**Aim**
Images are not part of the copy; transcribe all the data exactly.
○ ○ ○
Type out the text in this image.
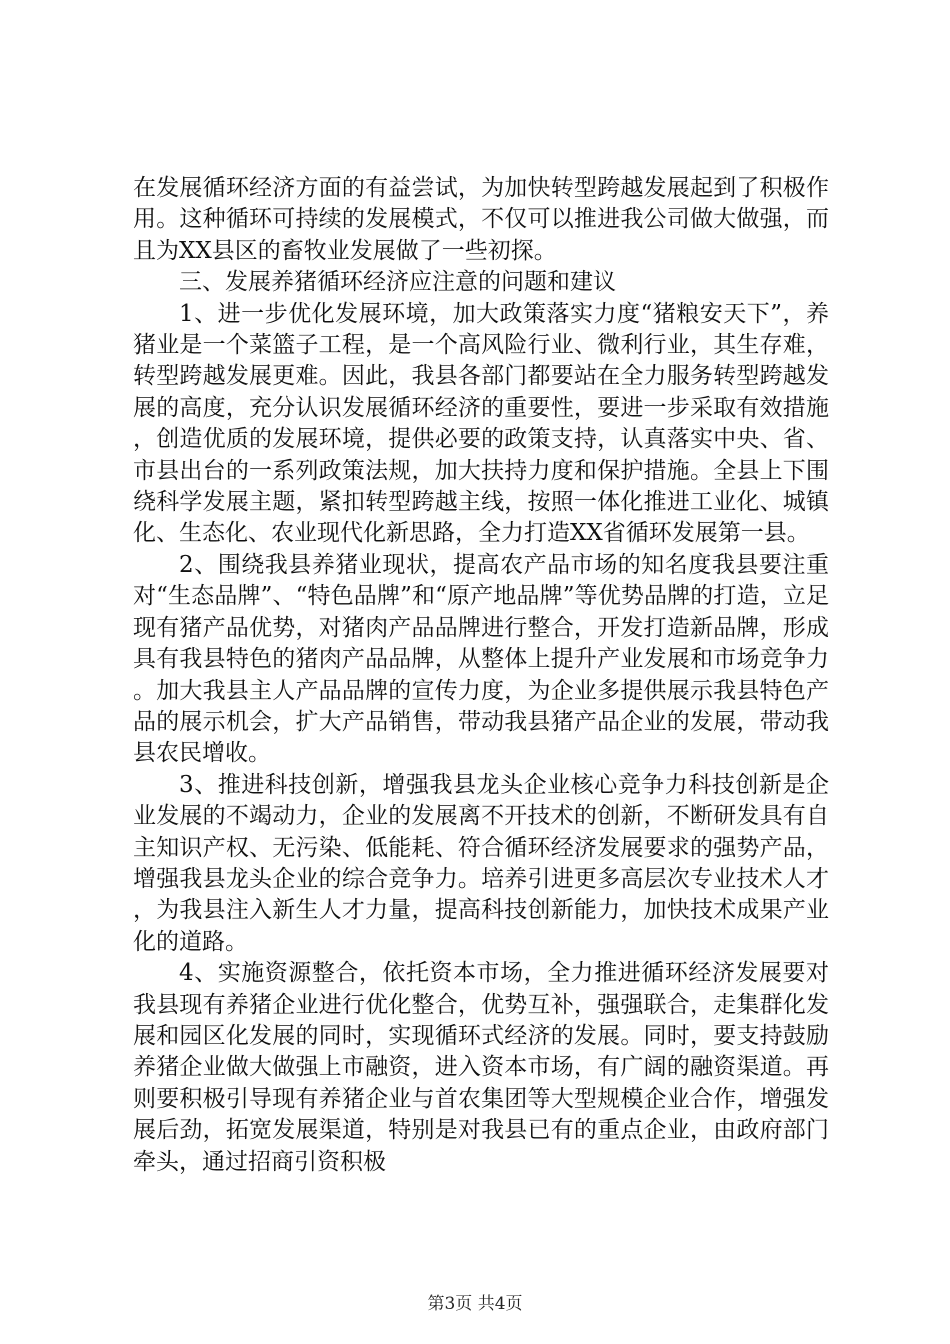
在发展循环经济方面的有益尝试，为加快转型跨越发展起到了积极作用。这种循环可持续的发展模式，不仅可以推进我公司做大做强，而且为XX县区的畜牧业发展做了一些初探。

三、发展养猪循环经济应注意的问题和建议

1、进一步优化发展环境，加大政策落实力度“猪粮安天下”，养猪业是一个菜篮子工程，是一个高风险行业、微利行业，其生存难，转型跨越发展更难。因此，我县各部门都要站在全力服务转型跨越发展的高度，充分认识发展循环经济的重要性，要进一步采取有效措施，创造优质的发展环境，提供必要的政策支持，认真落实中央、省、市县出台的一系列政策法规，加大扶持力度和保护措施。全县上下围绕科学发展主题，紧扣转型跨越主线，按照一体化推进工业化、城镇化、生态化、农业现代化新思路，全力打造XX省循环发展第一县。

2、围绕我县养猪业现状，提高农产品市场的知名度我县要注重对“生态品牌”、“特色品牌”和“原产地品牌”等优势品牌的打造，立足现有猪产品优势，对猪肉产品品牌进行整合，开发打造新品牌，形成具有我县特色的猪肉产品品牌，从整体上提升产业发展和市场竞争力。加大我县主人产品品牌的宣传力度，为企业多提供展示我县特色产品的展示机会，扩大产品销售，带动我县猪产品企业的发展，带动我县农民增收。

3、推进科技创新，增强我县龙头企业核心竞争力科技创新是企业发展的不竭动力，企业的发展离不开技术的创新，不断研发具有自主知识产权、无污染、低能耗、符合循环经济发展要求的强势产品，增强我县龙头企业的综合竞争力。培养引进更多高层次专业技术人才，为我县注入新生人才力量，提高科技创新能力，加快技术成果产业化的道路。

4、实施资源整合，依托资本市场，全力推进循环经济发展要对我县现有养猪企业进行优化整合，优势互补，强强联合，走集群化发展和园区化发展的同时，实现循环式经济的发展。同时，要支持鼓励养猪企业做大做强上市融资，进入资本市场，有广阔的融资渠道。再则要积极引导现有养猪企业与首农集团等大型规模企业合作，增强发展后劲，拓宽发展渠道，特别是对我县已有的重点企业，由政府部门牵头，通过招商引资积极

第3页 共4页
○ ○ ○
**Solution**
Type out the text in this image.
在发展循环经济方面的有益尝试，为加快转型跨越发展起到了积极作用。这种循环可持续的发展模式，不仅可以推进我公司做大做强，而且为XX县区的畜牧业发展做了一些初探。

三、发展养猪循环经济应注意的问题和建议

1、进一步优化发展环境，加大政策落实力度“猪粮安天下”，养猪业是一个菜篮子工程，是一个高风险行业、微利行业，其生存难，转型跨越发展更难。因此，我县各部门都要站在全力服务转型跨越发展的高度，充分认识发展循环经济的重要性，要进一步采取有效措施，创造优质的发展环境，提供必要的政策支持，认真落实中央、省、市县出台的一系列政策法规，加大扶持力度和保护措施。全县上下围绕科学发展主题，紧扣转型跨越主线，按照一体化推进工业化、城镇化、生态化、农业现代化新思路，全力打造XX省循环发展第一县。

2、围绕我县养猪业现状，提高农产品市场的知名度我县要注重对“生态品牌”、“特色品牌”和“原产地品牌”等优势品牌的打造，立足现有猪产品优势，对猪肉产品品牌进行整合，开发打造新品牌，形成具有我县特色的猪肉产品品牌，从整体上提升产业发展和市场竞争力。加大我县主人产品品牌的宣传力度，为企业多提供展示我县特色产品的展示机会，扩大产品销售，带动我县猪产品企业的发展，带动我县农民增收。

3、推进科技创新，增强我县龙头企业核心竞争力科技创新是企业发展的不竭动力，企业的发展离不开技术的创新，不断研发具有自主知识产权、无污染、低能耗、符合循环经济发展要求的强势产品，增强我县龙头企业的综合竞争力。培养引进更多高层次专业技术人才，为我县注入新生人才力量，提高科技创新能力，加快技术成果产业化的道路。

4、实施资源整合，依托资本市场，全力推进循环经济发展要对我县现有养猪企业进行优化整合，优势互补，强强联合，走集群化发展和园区化发展的同时，实现循环式经济的发展。同时，要支持鼓励养猪企业做大做强上市融资，进入资本市场，有广阔的融资渠道。再则要积极引导现有养猪企业与首农集团等大型规模企业合作，增强发展后劲，拓宽发展渠道，特别是对我县已有的重点企业，由政府部门牵头，通过招商引资积极

第3页 共4页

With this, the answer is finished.